BEGIN MATERIAL PROVIDED
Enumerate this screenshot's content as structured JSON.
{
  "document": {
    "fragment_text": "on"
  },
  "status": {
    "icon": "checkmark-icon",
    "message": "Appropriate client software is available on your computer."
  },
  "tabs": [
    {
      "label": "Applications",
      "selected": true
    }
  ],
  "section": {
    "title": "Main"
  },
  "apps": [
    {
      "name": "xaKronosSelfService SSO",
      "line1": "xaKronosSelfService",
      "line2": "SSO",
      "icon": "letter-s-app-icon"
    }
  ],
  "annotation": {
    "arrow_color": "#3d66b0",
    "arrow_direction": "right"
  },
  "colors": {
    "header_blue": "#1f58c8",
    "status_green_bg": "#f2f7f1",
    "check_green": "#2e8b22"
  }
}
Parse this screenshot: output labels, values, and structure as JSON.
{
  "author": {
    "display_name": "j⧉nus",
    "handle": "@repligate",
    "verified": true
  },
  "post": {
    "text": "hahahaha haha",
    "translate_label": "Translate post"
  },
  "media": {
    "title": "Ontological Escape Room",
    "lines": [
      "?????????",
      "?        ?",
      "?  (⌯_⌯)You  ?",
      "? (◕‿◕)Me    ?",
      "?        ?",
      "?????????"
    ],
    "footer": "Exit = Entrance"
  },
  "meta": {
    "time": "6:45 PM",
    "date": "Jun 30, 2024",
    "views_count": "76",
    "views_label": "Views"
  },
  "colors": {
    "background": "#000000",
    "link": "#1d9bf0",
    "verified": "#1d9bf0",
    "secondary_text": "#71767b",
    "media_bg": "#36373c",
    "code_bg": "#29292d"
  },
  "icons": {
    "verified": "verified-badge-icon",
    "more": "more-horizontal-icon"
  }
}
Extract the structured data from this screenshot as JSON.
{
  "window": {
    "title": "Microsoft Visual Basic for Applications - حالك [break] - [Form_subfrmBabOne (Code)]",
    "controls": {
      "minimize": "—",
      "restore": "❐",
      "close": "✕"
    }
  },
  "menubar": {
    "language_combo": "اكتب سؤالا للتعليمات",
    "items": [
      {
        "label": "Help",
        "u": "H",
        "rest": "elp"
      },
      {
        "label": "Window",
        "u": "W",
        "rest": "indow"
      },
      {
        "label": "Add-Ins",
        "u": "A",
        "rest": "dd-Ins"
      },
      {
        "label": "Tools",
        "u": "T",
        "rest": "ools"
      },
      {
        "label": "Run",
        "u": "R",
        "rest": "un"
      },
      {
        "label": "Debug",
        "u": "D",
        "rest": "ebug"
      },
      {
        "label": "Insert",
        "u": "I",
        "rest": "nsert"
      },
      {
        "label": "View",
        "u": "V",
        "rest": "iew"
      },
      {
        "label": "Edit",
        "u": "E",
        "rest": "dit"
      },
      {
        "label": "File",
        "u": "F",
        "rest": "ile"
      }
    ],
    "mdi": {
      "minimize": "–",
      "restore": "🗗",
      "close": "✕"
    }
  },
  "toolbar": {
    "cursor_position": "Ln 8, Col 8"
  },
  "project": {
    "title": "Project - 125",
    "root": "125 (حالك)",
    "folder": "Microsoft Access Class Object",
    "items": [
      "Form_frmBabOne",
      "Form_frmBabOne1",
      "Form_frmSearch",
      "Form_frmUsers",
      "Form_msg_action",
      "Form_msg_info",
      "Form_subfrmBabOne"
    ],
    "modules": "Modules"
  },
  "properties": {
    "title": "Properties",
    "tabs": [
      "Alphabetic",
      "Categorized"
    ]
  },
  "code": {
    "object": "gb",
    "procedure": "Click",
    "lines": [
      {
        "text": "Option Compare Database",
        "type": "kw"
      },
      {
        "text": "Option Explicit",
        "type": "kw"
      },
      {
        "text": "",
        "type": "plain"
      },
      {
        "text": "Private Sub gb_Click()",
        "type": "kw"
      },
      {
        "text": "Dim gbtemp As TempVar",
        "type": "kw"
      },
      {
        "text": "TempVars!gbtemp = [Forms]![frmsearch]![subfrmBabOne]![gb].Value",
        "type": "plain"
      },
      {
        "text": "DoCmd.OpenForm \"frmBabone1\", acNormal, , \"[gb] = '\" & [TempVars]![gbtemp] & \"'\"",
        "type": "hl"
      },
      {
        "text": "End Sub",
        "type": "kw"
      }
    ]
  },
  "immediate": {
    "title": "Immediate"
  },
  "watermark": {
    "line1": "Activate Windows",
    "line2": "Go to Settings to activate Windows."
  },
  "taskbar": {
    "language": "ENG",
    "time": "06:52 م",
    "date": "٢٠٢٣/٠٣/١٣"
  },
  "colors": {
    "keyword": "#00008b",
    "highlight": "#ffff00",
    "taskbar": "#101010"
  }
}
END MATERIAL PROVIDED
**WHAT THIS TASK INVOLVES**
Extract the entries above verbatim.

**WRITTEN SOLUTION**
Enumerate this screenshot's content as structured JSON.
{
  "document": {
    "fragment_text": "on"
  },
  "status": {
    "icon": "checkmark-icon",
    "message": "Appropriate client software is available on your computer."
  },
  "tabs": [
    {
      "label": "Applications",
      "selected": true
    }
  ],
  "section": {
    "title": "Main"
  },
  "apps": [
    {
      "name": "xaKronosSelfService SSO",
      "line1": "xaKronosSelfService",
      "line2": "SSO",
      "icon": "letter-s-app-icon"
    }
  ],
  "annotation": {
    "arrow_color": "#3d66b0",
    "arrow_direction": "right"
  },
  "colors": {
    "header_blue": "#1f58c8",
    "status_green_bg": "#f2f7f1",
    "check_green": "#2e8b22"
  }
}
Parse this screenshot: output labels, values, and structure as JSON.
{
  "author": {
    "display_name": "j⧉nus",
    "handle": "@repligate",
    "verified": true
  },
  "post": {
    "text": "hahahaha haha",
    "translate_label": "Translate post"
  },
  "media": {
    "title": "Ontological Escape Room",
    "lines": [
      "?????????",
      "?        ?",
      "?  (⌯_⌯)You  ?",
      "? (◕‿◕)Me    ?",
      "?        ?",
      "?????????"
    ],
    "footer": "Exit = Entrance"
  },
  "meta": {
    "time": "6:45 PM",
    "date": "Jun 30, 2024",
    "views_count": "76",
    "views_label": "Views"
  },
  "colors": {
    "background": "#000000",
    "link": "#1d9bf0",
    "verified": "#1d9bf0",
    "secondary_text": "#71767b",
    "media_bg": "#36373c",
    "code_bg": "#29292d"
  },
  "icons": {
    "verified": "verified-badge-icon",
    "more": "more-horizontal-icon"
  }
}
Extract the structured data from this screenshot as JSON.
{
  "window": {
    "title": "Microsoft Visual Basic for Applications - حالك [break] - [Form_subfrmBabOne (Code)]",
    "controls": {
      "minimize": "—",
      "restore": "❐",
      "close": "✕"
    }
  },
  "menubar": {
    "language_combo": "اكتب سؤالا للتعليمات",
    "items": [
      {
        "label": "Help",
        "u": "H",
        "rest": "elp"
      },
      {
        "label": "Window",
        "u": "W",
        "rest": "indow"
      },
      {
        "label": "Add-Ins",
        "u": "A",
        "rest": "dd-Ins"
      },
      {
        "label": "Tools",
        "u": "T",
        "rest": "ools"
      },
      {
        "label": "Run",
        "u": "R",
        "rest": "un"
      },
      {
        "label": "Debug",
        "u": "D",
        "rest": "ebug"
      },
      {
        "label": "Insert",
        "u": "I",
        "rest": "nsert"
      },
      {
        "label": "View",
        "u": "V",
        "rest": "iew"
      },
      {
        "label": "Edit",
        "u": "E",
        "rest": "dit"
      },
      {
        "label": "File",
        "u": "F",
        "rest": "ile"
      }
    ],
    "mdi": {
      "minimize": "–",
      "restore": "🗗",
      "close": "✕"
    }
  },
  "toolbar": {
    "cursor_position": "Ln 8, Col 8"
  },
  "project": {
    "title": "Project - 125",
    "root": "125 (حالك)",
    "folder": "Microsoft Access Class Object",
    "items": [
      "Form_frmBabOne",
      "Form_frmBabOne1",
      "Form_frmSearch",
      "Form_frmUsers",
      "Form_msg_action",
      "Form_msg_info",
      "Form_subfrmBabOne"
    ],
    "modules": "Modules"
  },
  "properties": {
    "title": "Properties",
    "tabs": [
      "Alphabetic",
      "Categorized"
    ]
  },
  "code": {
    "object": "gb",
    "procedure": "Click",
    "lines": [
      {
        "text": "Option Compare Database",
        "type": "kw"
      },
      {
        "text": "Option Explicit",
        "type": "kw"
      },
      {
        "text": "",
        "type": "plain"
      },
      {
        "text": "Private Sub gb_Click()",
        "type": "kw"
      },
      {
        "text": "Dim gbtemp As TempVar",
        "type": "kw"
      },
      {
        "text": "TempVars!gbtemp = [Forms]![frmsearch]![subfrmBabOne]![gb].Value",
        "type": "plain"
      },
      {
        "text": "DoCmd.OpenForm \"frmBabone1\", acNormal, , \"[gb] = '\" & [TempVars]![gbtemp] & \"'\"",
        "type": "hl"
      },
      {
        "text": "End Sub",
        "type": "kw"
      }
    ]
  },
  "immediate": {
    "title": "Immediate"
  },
  "watermark": {
    "line1": "Activate Windows",
    "line2": "Go to Settings to activate Windows."
  },
  "taskbar": {
    "language": "ENG",
    "time": "06:52 م",
    "date": "٢٠٢٣/٠٣/١٣"
  },
  "colors": {
    "keyword": "#00008b",
    "highlight": "#ffff00",
    "taskbar": "#101010"
  }
}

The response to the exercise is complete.